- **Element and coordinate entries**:
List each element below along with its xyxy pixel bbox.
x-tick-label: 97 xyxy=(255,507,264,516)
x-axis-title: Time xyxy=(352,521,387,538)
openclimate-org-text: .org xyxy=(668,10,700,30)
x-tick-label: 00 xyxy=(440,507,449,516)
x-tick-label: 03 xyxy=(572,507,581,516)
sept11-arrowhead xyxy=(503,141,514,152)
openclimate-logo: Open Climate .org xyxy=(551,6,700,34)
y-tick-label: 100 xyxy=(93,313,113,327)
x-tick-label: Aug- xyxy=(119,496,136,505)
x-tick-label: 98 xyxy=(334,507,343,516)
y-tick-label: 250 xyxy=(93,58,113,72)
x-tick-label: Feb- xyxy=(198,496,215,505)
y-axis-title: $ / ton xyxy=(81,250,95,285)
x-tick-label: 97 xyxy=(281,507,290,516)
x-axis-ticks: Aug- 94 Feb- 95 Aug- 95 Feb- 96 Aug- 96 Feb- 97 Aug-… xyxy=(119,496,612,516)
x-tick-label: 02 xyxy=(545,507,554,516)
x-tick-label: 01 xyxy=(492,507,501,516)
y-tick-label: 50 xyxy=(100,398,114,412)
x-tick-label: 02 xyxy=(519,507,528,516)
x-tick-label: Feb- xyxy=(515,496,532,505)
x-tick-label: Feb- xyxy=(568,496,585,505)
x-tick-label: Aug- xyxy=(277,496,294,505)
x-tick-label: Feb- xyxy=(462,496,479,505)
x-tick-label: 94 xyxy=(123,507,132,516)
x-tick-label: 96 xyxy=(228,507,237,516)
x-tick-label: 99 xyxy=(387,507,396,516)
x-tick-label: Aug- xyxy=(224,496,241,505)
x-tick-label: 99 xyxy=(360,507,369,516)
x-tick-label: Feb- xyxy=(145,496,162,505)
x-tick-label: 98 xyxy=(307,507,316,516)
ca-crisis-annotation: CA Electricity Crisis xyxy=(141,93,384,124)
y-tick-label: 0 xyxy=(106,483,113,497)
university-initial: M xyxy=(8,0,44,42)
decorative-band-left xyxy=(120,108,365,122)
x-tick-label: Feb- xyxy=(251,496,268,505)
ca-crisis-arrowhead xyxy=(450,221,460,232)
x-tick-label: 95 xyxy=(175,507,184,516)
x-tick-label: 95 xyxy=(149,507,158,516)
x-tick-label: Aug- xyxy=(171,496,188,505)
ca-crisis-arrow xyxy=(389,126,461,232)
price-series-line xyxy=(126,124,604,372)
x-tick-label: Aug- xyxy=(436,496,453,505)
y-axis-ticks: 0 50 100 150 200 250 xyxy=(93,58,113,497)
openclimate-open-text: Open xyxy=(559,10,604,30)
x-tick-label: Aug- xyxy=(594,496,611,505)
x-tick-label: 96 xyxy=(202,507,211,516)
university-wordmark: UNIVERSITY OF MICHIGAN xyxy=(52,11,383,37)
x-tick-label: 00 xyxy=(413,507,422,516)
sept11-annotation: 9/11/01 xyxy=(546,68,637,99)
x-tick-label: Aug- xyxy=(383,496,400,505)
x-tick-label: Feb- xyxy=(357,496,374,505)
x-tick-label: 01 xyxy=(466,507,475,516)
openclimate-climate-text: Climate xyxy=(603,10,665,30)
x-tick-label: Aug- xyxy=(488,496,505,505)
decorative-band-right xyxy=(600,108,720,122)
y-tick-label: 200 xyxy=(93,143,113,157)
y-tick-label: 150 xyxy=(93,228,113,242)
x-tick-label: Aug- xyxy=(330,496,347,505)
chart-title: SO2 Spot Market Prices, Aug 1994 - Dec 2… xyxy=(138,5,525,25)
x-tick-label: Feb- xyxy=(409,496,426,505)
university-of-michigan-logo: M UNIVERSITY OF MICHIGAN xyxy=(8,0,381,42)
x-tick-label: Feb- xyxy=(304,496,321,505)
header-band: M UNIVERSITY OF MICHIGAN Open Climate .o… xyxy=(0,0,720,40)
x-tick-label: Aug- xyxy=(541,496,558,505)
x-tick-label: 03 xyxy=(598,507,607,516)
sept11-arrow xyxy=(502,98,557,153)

- **Prompt**: Write out all the entries above again, substituting "Power" for "Electricity" wherever it appears and leaving everything else as it is.

- **Complete output**:
List each element below along with its xyxy pixel bbox.
x-tick-label: 97 xyxy=(255,507,264,516)
x-axis-title: Time xyxy=(352,521,387,538)
openclimate-org-text: .org xyxy=(668,10,700,30)
x-tick-label: 00 xyxy=(440,507,449,516)
x-tick-label: 03 xyxy=(572,507,581,516)
sept11-arrowhead xyxy=(503,141,514,152)
openclimate-logo: Open Climate .org xyxy=(551,6,700,34)
y-tick-label: 100 xyxy=(93,313,113,327)
x-tick-label: Aug- xyxy=(119,496,136,505)
x-tick-label: 98 xyxy=(334,507,343,516)
y-tick-label: 250 xyxy=(93,58,113,72)
x-tick-label: Feb- xyxy=(198,496,215,505)
y-axis-title: $ / ton xyxy=(81,250,95,285)
x-tick-label: 97 xyxy=(281,507,290,516)
x-axis-ticks: Aug- 94 Feb- 95 Aug- 95 Feb- 96 Aug- 96 Feb- 97 Aug-… xyxy=(119,496,612,516)
x-tick-label: 02 xyxy=(545,507,554,516)
x-tick-label: 01 xyxy=(492,507,501,516)
y-tick-label: 50 xyxy=(100,398,114,412)
x-tick-label: 02 xyxy=(519,507,528,516)
x-tick-label: Feb- xyxy=(515,496,532,505)
x-tick-label: Feb- xyxy=(568,496,585,505)
x-tick-label: Aug- xyxy=(277,496,294,505)
x-tick-label: Feb- xyxy=(462,496,479,505)
x-tick-label: 94 xyxy=(123,507,132,516)
x-tick-label: 96 xyxy=(228,507,237,516)
x-tick-label: 99 xyxy=(387,507,396,516)
x-tick-label: Aug- xyxy=(224,496,241,505)
x-tick-label: 99 xyxy=(360,507,369,516)
x-tick-label: Feb- xyxy=(145,496,162,505)
x-tick-label: 98 xyxy=(307,507,316,516)
ca-crisis-annotation: CA Power Crisis xyxy=(141,93,384,124)
y-tick-label: 0 xyxy=(106,483,113,497)
university-initial: M xyxy=(8,0,44,42)
decorative-band-left xyxy=(120,108,365,122)
x-tick-label: Feb- xyxy=(251,496,268,505)
ca-crisis-arrowhead xyxy=(450,221,460,232)
x-tick-label: 95 xyxy=(175,507,184,516)
x-tick-label: 95 xyxy=(149,507,158,516)
x-tick-label: Aug- xyxy=(171,496,188,505)
ca-crisis-arrow xyxy=(389,126,461,232)
price-series-line xyxy=(126,124,604,372)
x-tick-label: Aug- xyxy=(436,496,453,505)
y-axis-ticks: 0 50 100 150 200 250 xyxy=(93,58,113,497)
openclimate-open-text: Open xyxy=(559,10,604,30)
x-tick-label: Aug- xyxy=(594,496,611,505)
x-tick-label: 96 xyxy=(202,507,211,516)
university-wordmark: UNIVERSITY OF MICHIGAN xyxy=(52,11,383,37)
x-tick-label: 00 xyxy=(413,507,422,516)
sept11-annotation: 9/11/01 xyxy=(546,68,637,99)
x-tick-label: Aug- xyxy=(383,496,400,505)
x-tick-label: Feb- xyxy=(357,496,374,505)
x-tick-label: 01 xyxy=(466,507,475,516)
openclimate-climate-text: Climate xyxy=(603,10,665,30)
x-tick-label: Aug- xyxy=(488,496,505,505)
decorative-band-right xyxy=(600,108,720,122)
y-tick-label: 200 xyxy=(93,143,113,157)
y-tick-label: 150 xyxy=(93,228,113,242)
x-tick-label: Aug- xyxy=(330,496,347,505)
chart-title: SO2 Spot Market Prices, Aug 1994 - Dec 2… xyxy=(138,5,525,25)
x-tick-label: Feb- xyxy=(409,496,426,505)
university-of-michigan-logo: M UNIVERSITY OF MICHIGAN xyxy=(8,0,381,42)
x-tick-label: Feb- xyxy=(304,496,321,505)
header-band: M UNIVERSITY OF MICHIGAN Open Climate .o… xyxy=(0,0,720,40)
x-tick-label: Aug- xyxy=(541,496,558,505)
x-tick-label: 03 xyxy=(598,507,607,516)
sept11-arrow xyxy=(502,98,557,153)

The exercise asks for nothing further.